**ASSIGNMENT:**
Reproduce all of the entries below exactly, without images.

**DATA FOR THIS EXERCISE:**

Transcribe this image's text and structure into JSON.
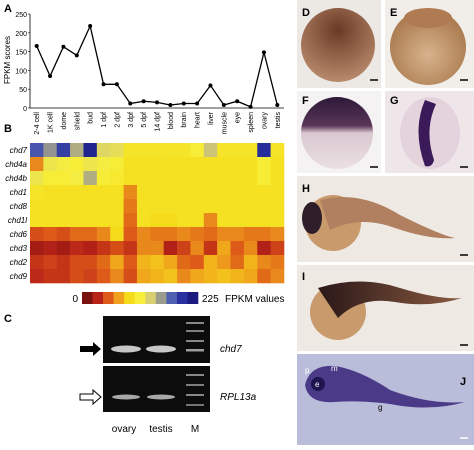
{
  "chart_data": [
    {
      "type": "line",
      "panel": "A",
      "ylabel": "FPKM scores",
      "categories": [
        "2-4 cell",
        "1K cell",
        "dome",
        "shield",
        "bud",
        "1 dpf",
        "2 dpf",
        "3 dpf",
        "5 dpf",
        "14 dpf",
        "blood",
        "brain",
        "heart",
        "liver",
        "muscle",
        "eye",
        "spleen",
        "ovary",
        "testis"
      ],
      "values": [
        165,
        85,
        163,
        140,
        218,
        63,
        63,
        12,
        18,
        15,
        8,
        12,
        12,
        60,
        8,
        18,
        3,
        148,
        8
      ],
      "color": "#000000",
      "ylim": [
        0,
        250
      ],
      "yticks": [
        0,
        50,
        100,
        150,
        200,
        250
      ]
    },
    {
      "type": "heatmap",
      "panel": "B",
      "rows": [
        "chd7",
        "chd4a",
        "chd4b",
        "chd1",
        "chd8",
        "chd1l",
        "chd6",
        "chd3",
        "chd2",
        "chd9"
      ],
      "values": [
        [
          185,
          160,
          195,
          150,
          215,
          130,
          125,
          100,
          100,
          100,
          100,
          100,
          110,
          140,
          100,
          100,
          100,
          205,
          100
        ],
        [
          60,
          120,
          115,
          110,
          120,
          115,
          110,
          95,
          95,
          95,
          95,
          95,
          95,
          95,
          95,
          95,
          95,
          110,
          95
        ],
        [
          120,
          110,
          110,
          115,
          150,
          110,
          105,
          95,
          95,
          95,
          95,
          95,
          95,
          95,
          95,
          95,
          95,
          110,
          95
        ],
        [
          100,
          95,
          95,
          95,
          95,
          95,
          95,
          60,
          95,
          95,
          95,
          95,
          95,
          95,
          95,
          95,
          95,
          95,
          95
        ],
        [
          95,
          95,
          95,
          95,
          95,
          95,
          95,
          55,
          95,
          95,
          95,
          95,
          95,
          95,
          95,
          95,
          95,
          95,
          95
        ],
        [
          95,
          95,
          95,
          95,
          95,
          95,
          95,
          50,
          95,
          90,
          90,
          95,
          95,
          60,
          95,
          95,
          95,
          95,
          95
        ],
        [
          40,
          45,
          40,
          50,
          50,
          60,
          90,
          45,
          60,
          55,
          55,
          60,
          55,
          50,
          60,
          60,
          55,
          55,
          60
        ],
        [
          15,
          20,
          15,
          25,
          20,
          30,
          40,
          30,
          60,
          60,
          20,
          35,
          60,
          30,
          70,
          45,
          60,
          20,
          35
        ],
        [
          30,
          35,
          30,
          40,
          40,
          50,
          70,
          45,
          75,
          80,
          70,
          50,
          45,
          75,
          65,
          50,
          75,
          60,
          55
        ],
        [
          25,
          30,
          30,
          40,
          35,
          45,
          60,
          40,
          70,
          75,
          80,
          60,
          70,
          75,
          80,
          75,
          70,
          50,
          60
        ]
      ],
      "zlim": [
        0,
        225
      ],
      "zlabel": "FPKM values",
      "colors": [
        "#7a1010",
        "#b82318",
        "#dd5a18",
        "#f0a01c",
        "#f5dc1a",
        "#f7ef3a",
        "#d8d070",
        "#9c9c8c",
        "#5060b0",
        "#2830a0",
        "#1a1a80"
      ]
    }
  ],
  "gel": {
    "panel": "C",
    "genes": [
      "chd7",
      "RPL13a"
    ],
    "lanes": [
      "ovary",
      "testis",
      "M"
    ]
  },
  "photos": {
    "panels": [
      "D",
      "E",
      "F",
      "G",
      "H",
      "I",
      "J"
    ],
    "structures": [
      "p",
      "m",
      "e",
      "g"
    ]
  }
}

**ANSWER BOX:**
Transcribe this image's text and structure into JSON.
{
  "chart_data": [
    {
      "type": "line",
      "panel": "A",
      "ylabel": "FPKM scores",
      "categories": [
        "2-4 cell",
        "1K cell",
        "dome",
        "shield",
        "bud",
        "1 dpf",
        "2 dpf",
        "3 dpf",
        "5 dpf",
        "14 dpf",
        "blood",
        "brain",
        "heart",
        "liver",
        "muscle",
        "eye",
        "spleen",
        "ovary",
        "testis"
      ],
      "values": [
        165,
        85,
        163,
        140,
        218,
        63,
        63,
        12,
        18,
        15,
        8,
        12,
        12,
        60,
        8,
        18,
        3,
        148,
        8
      ],
      "color": "#000000",
      "ylim": [
        0,
        250
      ],
      "yticks": [
        0,
        50,
        100,
        150,
        200,
        250
      ]
    },
    {
      "type": "heatmap",
      "panel": "B",
      "rows": [
        "chd7",
        "chd4a",
        "chd4b",
        "chd1",
        "chd8",
        "chd1l",
        "chd6",
        "chd3",
        "chd2",
        "chd9"
      ],
      "values": [
        [
          185,
          160,
          195,
          150,
          215,
          130,
          125,
          100,
          100,
          100,
          100,
          100,
          110,
          140,
          100,
          100,
          100,
          205,
          100
        ],
        [
          60,
          120,
          115,
          110,
          120,
          115,
          110,
          95,
          95,
          95,
          95,
          95,
          95,
          95,
          95,
          95,
          95,
          110,
          95
        ],
        [
          120,
          110,
          110,
          115,
          150,
          110,
          105,
          95,
          95,
          95,
          95,
          95,
          95,
          95,
          95,
          95,
          95,
          110,
          95
        ],
        [
          100,
          95,
          95,
          95,
          95,
          95,
          95,
          60,
          95,
          95,
          95,
          95,
          95,
          95,
          95,
          95,
          95,
          95,
          95
        ],
        [
          95,
          95,
          95,
          95,
          95,
          95,
          95,
          55,
          95,
          95,
          95,
          95,
          95,
          95,
          95,
          95,
          95,
          95,
          95
        ],
        [
          95,
          95,
          95,
          95,
          95,
          95,
          95,
          50,
          95,
          90,
          90,
          95,
          95,
          60,
          95,
          95,
          95,
          95,
          95
        ],
        [
          40,
          45,
          40,
          50,
          50,
          60,
          90,
          45,
          60,
          55,
          55,
          60,
          55,
          50,
          60,
          60,
          55,
          55,
          60
        ],
        [
          15,
          20,
          15,
          25,
          20,
          30,
          40,
          30,
          60,
          60,
          20,
          35,
          60,
          30,
          70,
          45,
          60,
          20,
          35
        ],
        [
          30,
          35,
          30,
          40,
          40,
          50,
          70,
          45,
          75,
          80,
          70,
          50,
          45,
          75,
          65,
          50,
          75,
          60,
          55
        ],
        [
          25,
          30,
          30,
          40,
          35,
          45,
          60,
          40,
          70,
          75,
          80,
          60,
          70,
          75,
          80,
          75,
          70,
          50,
          60
        ]
      ],
      "zlim": [
        0,
        225
      ],
      "zlabel": "FPKM values",
      "colors": [
        "#7a1010",
        "#b82318",
        "#dd5a18",
        "#f0a01c",
        "#f5dc1a",
        "#f7ef3a",
        "#d8d070",
        "#9c9c8c",
        "#5060b0",
        "#2830a0",
        "#1a1a80"
      ]
    }
  ],
  "gel": {
    "panel": "C",
    "genes": [
      "chd7",
      "RPL13a"
    ],
    "lanes": [
      "ovary",
      "testis",
      "M"
    ]
  },
  "photos": {
    "panels": [
      "D",
      "E",
      "F",
      "G",
      "H",
      "I",
      "J"
    ],
    "structures": [
      "p",
      "m",
      "e",
      "g"
    ]
  }
}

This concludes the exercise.